**EXERCISE OBJECTIVE:** Change "Enumerate" to "List" wherever it occurs in the data below. Leave everything else as it is.

Records
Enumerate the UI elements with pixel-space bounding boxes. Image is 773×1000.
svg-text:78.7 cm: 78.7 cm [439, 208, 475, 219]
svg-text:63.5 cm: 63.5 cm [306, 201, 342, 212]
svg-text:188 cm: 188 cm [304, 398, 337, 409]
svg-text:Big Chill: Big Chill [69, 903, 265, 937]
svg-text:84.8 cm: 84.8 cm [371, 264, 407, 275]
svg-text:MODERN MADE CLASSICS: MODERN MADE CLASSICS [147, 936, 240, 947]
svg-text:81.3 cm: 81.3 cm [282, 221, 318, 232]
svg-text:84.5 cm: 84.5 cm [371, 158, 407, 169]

**EXERCISE RESULT:**
List the UI elements with pixel-space bounding boxes. Image is 773×1000.
svg-text:78.7 cm: 78.7 cm [439, 208, 475, 219]
svg-text:63.5 cm: 63.5 cm [306, 201, 342, 212]
svg-text:188 cm: 188 cm [304, 398, 337, 409]
svg-text:Big Chill: Big Chill [69, 903, 265, 937]
svg-text:84.8 cm: 84.8 cm [371, 264, 407, 275]
svg-text:MODERN MADE CLASSICS: MODERN MADE CLASSICS [147, 936, 240, 947]
svg-text:81.3 cm: 81.3 cm [282, 221, 318, 232]
svg-text:84.5 cm: 84.5 cm [371, 158, 407, 169]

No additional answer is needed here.